_CHALLENGE_: In the records below, count every line containing "from". Reply with the number only.

### RECORDS PROVIDED ###

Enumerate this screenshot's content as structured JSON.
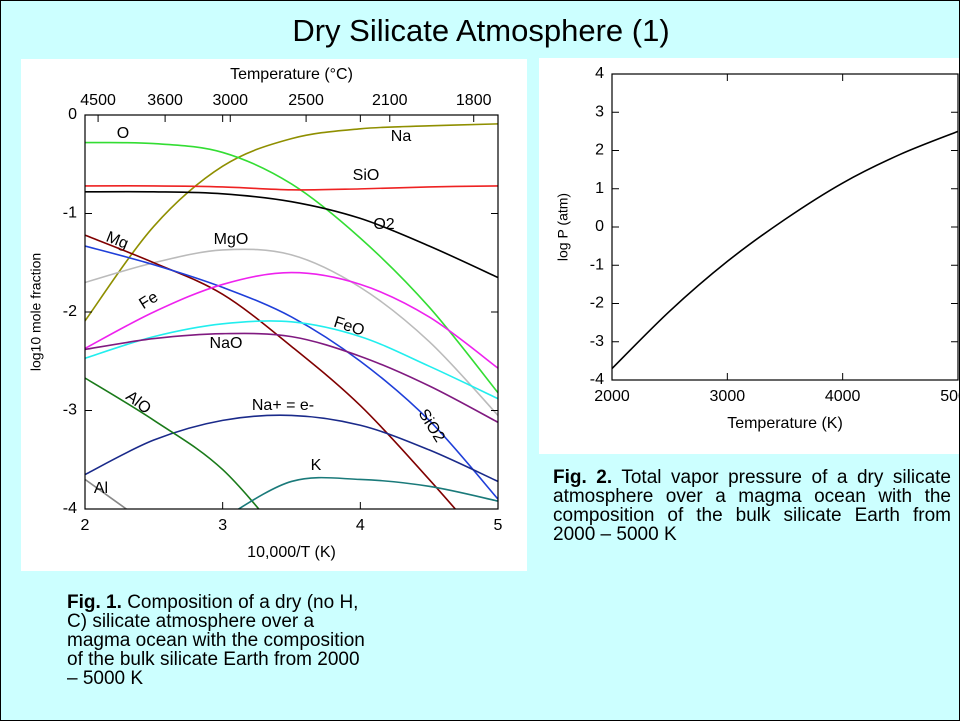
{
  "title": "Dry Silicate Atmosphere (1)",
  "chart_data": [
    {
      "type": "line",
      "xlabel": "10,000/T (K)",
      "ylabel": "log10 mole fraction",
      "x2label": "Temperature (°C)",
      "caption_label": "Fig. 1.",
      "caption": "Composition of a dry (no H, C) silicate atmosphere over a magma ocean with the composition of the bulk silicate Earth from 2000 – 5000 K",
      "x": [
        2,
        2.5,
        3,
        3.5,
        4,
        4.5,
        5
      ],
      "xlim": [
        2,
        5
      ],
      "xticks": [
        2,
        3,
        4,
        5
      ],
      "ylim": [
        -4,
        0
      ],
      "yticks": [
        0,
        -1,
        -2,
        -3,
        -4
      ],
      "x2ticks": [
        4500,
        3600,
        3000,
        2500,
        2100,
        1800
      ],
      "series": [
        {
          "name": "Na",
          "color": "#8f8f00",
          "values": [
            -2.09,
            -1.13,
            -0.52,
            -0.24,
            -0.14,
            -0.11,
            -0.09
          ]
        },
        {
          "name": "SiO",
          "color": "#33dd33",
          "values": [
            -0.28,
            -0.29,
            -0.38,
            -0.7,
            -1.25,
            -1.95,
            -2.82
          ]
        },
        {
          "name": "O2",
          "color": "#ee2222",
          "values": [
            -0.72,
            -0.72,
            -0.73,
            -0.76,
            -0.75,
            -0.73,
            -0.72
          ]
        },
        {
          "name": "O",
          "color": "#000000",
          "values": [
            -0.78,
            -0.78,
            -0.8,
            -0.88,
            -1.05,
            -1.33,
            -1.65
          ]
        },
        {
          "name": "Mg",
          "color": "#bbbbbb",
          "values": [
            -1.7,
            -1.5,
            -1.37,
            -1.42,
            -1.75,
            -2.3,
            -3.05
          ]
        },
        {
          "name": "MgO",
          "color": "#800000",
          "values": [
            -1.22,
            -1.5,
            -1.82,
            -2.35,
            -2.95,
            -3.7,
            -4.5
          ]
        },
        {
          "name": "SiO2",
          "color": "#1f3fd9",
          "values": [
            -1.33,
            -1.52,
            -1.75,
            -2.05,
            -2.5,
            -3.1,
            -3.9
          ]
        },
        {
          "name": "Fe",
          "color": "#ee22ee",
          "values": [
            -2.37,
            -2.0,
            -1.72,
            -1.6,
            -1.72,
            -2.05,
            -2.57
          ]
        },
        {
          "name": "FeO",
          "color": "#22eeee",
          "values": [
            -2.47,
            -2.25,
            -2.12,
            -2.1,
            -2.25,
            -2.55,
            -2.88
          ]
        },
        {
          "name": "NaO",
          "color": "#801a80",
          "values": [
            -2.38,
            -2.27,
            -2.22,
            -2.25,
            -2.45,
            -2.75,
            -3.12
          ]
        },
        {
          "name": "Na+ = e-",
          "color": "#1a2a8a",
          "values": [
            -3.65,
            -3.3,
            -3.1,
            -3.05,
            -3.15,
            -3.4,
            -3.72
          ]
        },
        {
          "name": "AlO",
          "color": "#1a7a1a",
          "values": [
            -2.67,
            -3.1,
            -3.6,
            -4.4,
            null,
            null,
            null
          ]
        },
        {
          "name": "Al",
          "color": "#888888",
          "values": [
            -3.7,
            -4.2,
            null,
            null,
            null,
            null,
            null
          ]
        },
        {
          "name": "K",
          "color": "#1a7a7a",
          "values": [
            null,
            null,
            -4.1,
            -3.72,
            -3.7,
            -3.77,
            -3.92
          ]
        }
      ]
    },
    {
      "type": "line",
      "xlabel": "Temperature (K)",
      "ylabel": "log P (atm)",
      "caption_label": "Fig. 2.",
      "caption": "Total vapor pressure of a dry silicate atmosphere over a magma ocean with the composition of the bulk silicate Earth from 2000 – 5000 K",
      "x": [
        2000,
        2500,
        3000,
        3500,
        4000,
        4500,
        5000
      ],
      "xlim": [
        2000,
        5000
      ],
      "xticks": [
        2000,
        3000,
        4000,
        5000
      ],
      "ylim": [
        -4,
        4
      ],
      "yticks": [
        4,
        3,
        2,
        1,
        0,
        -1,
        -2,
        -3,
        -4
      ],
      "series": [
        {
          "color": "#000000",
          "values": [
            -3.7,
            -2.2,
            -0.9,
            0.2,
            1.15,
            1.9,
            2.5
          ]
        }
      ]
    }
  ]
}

###
### RECORDS PROVIDED ###

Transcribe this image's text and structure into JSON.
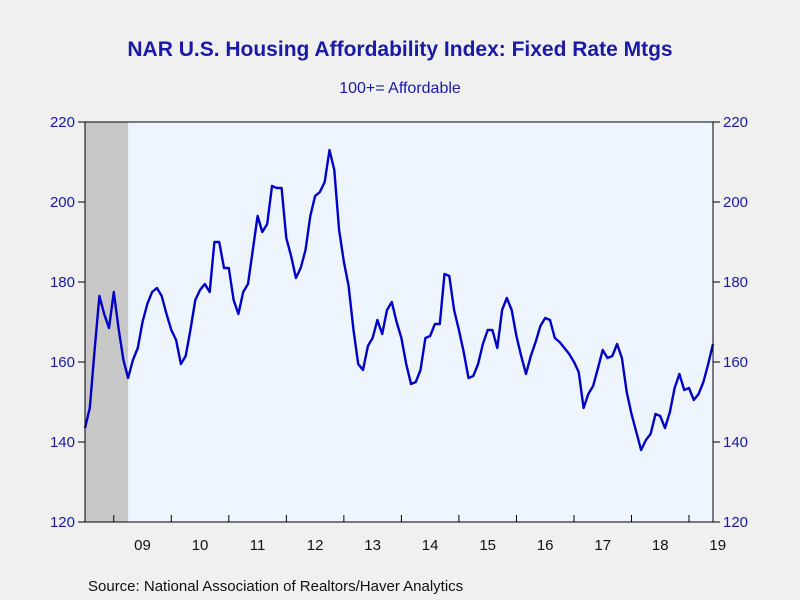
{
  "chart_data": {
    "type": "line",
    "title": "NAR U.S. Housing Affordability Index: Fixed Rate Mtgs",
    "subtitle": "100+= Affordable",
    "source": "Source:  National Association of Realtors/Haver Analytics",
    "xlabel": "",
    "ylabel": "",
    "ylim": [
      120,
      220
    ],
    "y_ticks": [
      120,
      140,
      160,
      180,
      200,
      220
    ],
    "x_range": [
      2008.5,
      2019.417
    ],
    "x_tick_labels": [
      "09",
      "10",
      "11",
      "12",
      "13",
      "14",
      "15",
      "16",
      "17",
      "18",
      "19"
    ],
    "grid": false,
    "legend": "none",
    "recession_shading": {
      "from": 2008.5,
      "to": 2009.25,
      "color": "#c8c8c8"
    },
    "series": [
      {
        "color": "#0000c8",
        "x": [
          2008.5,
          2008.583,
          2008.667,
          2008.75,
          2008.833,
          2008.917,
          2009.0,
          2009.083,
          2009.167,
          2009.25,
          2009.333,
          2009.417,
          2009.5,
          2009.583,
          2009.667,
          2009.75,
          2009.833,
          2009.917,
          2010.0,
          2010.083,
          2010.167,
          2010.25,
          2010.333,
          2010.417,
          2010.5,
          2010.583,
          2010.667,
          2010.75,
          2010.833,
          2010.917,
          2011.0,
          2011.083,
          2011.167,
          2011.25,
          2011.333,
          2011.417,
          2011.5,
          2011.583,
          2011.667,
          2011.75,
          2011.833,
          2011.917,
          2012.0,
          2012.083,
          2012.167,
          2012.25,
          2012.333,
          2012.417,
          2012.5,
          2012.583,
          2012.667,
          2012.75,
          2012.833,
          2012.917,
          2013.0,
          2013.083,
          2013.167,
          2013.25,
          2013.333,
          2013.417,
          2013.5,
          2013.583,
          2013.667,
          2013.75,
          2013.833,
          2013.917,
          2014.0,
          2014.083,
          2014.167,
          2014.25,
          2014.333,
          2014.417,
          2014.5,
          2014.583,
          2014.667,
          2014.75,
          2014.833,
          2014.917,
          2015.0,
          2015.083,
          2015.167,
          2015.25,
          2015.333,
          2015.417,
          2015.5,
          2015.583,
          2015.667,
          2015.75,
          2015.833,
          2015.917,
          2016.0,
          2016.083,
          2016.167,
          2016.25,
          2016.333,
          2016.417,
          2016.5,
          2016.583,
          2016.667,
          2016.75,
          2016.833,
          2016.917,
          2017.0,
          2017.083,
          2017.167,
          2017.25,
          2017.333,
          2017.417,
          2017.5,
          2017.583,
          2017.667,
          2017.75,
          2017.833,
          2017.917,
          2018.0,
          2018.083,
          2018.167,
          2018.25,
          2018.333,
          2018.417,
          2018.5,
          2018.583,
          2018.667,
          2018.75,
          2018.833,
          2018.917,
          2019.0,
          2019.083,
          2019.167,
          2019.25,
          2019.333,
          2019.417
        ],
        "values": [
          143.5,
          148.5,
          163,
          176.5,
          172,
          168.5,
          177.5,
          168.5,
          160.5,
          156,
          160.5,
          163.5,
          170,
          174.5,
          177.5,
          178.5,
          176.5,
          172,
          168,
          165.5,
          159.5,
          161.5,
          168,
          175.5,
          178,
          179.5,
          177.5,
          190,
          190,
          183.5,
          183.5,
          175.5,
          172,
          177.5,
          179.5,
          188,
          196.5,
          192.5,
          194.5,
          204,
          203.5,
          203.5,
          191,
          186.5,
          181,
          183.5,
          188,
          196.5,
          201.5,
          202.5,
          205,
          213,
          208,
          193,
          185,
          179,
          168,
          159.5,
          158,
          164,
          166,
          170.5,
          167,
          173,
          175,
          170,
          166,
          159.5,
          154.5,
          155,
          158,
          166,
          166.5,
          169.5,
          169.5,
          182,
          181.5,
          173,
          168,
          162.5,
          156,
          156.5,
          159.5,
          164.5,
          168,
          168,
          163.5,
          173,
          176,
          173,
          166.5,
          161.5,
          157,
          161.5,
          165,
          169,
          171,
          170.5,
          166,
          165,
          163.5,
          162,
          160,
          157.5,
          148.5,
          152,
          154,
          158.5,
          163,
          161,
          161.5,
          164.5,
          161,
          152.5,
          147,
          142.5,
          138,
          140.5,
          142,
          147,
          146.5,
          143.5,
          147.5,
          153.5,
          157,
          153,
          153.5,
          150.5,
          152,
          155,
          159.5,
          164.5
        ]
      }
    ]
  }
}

###

_SOLUTION FOR THIS EXERCISE_: 3